PROBLEM REQUIREMENTS –
Locate the word "Active" in the material, then show every line that holds it.

RECORDS TO USE –
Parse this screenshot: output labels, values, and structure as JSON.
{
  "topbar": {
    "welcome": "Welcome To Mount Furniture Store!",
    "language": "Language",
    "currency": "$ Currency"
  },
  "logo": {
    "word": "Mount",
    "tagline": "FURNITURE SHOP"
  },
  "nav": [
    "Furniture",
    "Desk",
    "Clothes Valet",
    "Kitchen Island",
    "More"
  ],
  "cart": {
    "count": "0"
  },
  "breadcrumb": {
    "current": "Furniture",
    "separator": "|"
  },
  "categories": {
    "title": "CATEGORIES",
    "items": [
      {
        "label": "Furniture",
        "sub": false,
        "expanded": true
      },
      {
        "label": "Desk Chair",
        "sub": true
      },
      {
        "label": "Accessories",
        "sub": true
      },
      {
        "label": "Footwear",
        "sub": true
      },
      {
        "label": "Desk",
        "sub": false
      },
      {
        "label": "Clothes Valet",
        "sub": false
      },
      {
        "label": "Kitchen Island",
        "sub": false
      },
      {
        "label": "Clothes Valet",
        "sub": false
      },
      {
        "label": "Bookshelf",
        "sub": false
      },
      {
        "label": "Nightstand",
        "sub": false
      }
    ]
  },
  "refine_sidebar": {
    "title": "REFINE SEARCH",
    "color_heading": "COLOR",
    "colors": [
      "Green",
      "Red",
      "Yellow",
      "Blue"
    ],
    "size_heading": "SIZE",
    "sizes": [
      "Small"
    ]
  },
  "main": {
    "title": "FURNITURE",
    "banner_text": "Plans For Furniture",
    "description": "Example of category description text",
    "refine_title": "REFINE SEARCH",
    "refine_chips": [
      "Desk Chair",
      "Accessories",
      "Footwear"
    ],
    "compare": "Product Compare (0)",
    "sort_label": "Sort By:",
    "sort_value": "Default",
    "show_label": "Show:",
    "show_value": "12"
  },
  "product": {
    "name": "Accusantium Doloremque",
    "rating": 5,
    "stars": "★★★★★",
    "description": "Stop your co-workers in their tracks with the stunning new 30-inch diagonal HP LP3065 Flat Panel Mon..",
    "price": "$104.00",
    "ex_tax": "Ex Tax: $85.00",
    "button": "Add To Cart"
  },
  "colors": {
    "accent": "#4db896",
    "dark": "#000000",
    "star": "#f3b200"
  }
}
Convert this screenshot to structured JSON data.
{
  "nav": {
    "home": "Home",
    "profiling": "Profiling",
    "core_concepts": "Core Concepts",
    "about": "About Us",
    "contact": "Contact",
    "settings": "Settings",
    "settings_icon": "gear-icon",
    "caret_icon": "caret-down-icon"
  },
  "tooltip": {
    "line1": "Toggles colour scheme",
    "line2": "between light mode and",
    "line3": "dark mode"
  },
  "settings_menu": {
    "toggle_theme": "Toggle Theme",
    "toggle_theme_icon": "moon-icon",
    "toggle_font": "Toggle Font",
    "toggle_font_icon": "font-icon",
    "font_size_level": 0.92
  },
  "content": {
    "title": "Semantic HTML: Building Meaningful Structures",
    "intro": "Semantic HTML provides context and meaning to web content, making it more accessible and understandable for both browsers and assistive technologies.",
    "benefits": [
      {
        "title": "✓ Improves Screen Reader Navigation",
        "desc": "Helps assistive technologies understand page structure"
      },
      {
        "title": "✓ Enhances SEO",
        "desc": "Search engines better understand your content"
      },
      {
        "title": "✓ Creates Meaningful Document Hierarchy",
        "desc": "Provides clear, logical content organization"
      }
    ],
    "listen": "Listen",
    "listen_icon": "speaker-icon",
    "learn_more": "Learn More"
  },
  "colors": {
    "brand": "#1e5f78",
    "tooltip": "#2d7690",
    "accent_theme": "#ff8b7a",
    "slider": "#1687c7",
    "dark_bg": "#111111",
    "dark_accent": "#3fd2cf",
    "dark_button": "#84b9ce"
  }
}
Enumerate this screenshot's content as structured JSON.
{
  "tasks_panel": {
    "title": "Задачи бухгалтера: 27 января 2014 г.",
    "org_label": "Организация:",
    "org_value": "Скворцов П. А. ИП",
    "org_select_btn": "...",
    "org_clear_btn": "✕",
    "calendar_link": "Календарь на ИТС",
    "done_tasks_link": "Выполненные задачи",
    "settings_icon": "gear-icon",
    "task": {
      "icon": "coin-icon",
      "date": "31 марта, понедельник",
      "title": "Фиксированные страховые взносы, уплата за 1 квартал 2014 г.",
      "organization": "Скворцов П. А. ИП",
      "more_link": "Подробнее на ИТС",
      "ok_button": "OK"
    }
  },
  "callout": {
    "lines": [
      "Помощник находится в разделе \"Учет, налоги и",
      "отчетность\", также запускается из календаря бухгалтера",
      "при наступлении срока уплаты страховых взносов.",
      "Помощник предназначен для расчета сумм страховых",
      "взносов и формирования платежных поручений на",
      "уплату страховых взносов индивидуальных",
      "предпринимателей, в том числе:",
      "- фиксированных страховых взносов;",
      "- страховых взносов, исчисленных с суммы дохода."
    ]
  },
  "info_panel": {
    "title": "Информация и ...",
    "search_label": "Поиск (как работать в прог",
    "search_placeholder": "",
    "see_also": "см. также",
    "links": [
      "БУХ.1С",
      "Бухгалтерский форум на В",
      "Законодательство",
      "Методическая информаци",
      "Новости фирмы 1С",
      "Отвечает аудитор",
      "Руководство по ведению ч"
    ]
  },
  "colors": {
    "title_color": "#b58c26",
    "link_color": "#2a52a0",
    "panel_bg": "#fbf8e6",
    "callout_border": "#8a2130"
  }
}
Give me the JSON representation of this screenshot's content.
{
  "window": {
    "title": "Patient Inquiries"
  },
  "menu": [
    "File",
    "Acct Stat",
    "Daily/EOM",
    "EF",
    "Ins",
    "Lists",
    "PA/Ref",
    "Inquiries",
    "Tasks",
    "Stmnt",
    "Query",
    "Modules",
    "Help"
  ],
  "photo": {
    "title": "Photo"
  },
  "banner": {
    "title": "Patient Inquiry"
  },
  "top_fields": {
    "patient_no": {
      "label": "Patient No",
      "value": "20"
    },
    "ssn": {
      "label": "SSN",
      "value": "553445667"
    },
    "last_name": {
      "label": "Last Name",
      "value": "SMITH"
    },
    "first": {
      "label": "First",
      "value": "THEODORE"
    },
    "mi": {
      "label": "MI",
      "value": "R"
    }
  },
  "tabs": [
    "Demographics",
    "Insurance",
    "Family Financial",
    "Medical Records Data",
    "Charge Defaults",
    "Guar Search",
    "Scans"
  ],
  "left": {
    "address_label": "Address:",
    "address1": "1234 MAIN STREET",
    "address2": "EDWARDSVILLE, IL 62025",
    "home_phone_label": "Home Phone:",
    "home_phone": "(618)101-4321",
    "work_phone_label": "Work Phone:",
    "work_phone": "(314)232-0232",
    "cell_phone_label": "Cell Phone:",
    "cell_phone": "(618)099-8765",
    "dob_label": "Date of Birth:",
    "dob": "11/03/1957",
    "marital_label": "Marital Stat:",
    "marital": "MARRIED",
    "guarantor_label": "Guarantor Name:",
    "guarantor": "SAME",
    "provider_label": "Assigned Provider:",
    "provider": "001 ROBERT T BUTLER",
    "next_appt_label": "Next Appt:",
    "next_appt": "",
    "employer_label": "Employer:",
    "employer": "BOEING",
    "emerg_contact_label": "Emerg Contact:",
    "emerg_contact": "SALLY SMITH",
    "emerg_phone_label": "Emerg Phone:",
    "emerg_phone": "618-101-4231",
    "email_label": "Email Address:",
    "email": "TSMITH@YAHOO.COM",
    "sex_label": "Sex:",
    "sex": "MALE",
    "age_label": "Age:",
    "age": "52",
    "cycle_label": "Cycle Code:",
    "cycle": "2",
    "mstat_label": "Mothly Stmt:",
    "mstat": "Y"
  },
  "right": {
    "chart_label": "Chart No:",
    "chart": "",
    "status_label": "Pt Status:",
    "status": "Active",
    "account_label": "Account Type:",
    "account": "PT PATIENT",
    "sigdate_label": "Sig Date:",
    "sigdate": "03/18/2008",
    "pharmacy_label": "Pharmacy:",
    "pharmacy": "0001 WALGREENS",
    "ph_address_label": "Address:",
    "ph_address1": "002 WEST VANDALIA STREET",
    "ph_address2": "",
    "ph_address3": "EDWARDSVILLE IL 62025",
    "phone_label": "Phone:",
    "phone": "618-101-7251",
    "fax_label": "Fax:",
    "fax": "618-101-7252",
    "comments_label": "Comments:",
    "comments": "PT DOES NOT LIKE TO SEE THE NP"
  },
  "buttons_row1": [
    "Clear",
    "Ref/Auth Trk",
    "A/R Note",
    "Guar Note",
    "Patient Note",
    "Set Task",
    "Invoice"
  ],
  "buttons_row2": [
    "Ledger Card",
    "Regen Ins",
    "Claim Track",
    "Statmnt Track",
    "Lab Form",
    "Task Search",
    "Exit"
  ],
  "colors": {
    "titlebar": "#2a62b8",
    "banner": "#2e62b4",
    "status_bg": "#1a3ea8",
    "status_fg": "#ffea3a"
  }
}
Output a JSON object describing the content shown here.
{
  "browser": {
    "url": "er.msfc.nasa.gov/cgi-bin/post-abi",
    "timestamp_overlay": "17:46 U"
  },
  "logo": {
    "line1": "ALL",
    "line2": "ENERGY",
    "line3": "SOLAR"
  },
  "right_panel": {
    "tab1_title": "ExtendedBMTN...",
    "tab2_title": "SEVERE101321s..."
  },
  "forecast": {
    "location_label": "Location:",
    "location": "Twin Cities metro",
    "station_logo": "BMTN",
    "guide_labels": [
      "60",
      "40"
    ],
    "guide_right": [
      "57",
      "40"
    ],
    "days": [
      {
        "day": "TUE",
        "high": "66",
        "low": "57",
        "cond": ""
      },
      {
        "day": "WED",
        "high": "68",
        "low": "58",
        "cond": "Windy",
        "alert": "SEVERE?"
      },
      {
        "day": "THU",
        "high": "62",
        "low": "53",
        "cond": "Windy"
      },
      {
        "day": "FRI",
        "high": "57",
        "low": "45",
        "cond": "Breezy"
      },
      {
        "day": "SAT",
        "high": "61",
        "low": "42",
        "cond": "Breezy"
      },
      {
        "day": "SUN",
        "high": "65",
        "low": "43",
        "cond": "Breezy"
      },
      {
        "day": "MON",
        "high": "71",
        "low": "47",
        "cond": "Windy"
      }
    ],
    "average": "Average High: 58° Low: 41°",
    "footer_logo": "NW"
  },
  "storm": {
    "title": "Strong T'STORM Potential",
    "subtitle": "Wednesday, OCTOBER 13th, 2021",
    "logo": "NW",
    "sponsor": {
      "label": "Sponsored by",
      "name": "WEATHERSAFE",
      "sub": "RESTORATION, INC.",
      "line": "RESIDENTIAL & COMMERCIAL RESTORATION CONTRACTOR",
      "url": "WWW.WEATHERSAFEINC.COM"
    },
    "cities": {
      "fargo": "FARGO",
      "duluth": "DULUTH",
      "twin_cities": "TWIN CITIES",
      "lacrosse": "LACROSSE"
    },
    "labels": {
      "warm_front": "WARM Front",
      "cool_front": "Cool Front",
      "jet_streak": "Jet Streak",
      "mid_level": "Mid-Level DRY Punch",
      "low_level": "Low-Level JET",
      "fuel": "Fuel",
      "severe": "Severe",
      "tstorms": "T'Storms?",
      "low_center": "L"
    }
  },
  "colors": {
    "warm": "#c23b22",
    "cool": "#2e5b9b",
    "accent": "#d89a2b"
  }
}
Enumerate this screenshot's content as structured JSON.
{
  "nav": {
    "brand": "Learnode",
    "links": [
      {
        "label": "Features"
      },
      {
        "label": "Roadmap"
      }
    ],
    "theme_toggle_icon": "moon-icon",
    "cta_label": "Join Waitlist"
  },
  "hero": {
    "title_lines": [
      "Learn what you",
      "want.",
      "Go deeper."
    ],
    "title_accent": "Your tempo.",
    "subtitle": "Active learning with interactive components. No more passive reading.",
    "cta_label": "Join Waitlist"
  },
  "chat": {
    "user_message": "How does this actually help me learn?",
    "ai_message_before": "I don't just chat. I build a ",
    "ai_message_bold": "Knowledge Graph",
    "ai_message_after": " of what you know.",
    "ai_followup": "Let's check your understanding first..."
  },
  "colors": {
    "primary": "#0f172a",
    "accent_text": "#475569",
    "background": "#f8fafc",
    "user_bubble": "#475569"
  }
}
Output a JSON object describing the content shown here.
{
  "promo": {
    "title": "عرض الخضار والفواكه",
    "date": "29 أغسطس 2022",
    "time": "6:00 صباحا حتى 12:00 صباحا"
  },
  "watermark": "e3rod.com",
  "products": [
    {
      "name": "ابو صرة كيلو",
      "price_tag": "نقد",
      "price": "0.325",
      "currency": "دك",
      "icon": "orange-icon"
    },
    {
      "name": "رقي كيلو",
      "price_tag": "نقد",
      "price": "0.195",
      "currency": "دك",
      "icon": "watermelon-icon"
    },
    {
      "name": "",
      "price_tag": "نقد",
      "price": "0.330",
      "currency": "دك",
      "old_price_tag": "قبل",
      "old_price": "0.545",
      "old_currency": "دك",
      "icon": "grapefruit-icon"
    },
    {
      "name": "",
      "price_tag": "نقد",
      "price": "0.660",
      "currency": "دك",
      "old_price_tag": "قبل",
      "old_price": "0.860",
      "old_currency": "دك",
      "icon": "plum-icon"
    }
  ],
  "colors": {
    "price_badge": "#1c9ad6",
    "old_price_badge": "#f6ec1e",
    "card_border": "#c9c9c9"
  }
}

ANSWER IN FULL –
    "status": "Active",
    "subtitle": "Active learning with interactive components. No more passive reading.",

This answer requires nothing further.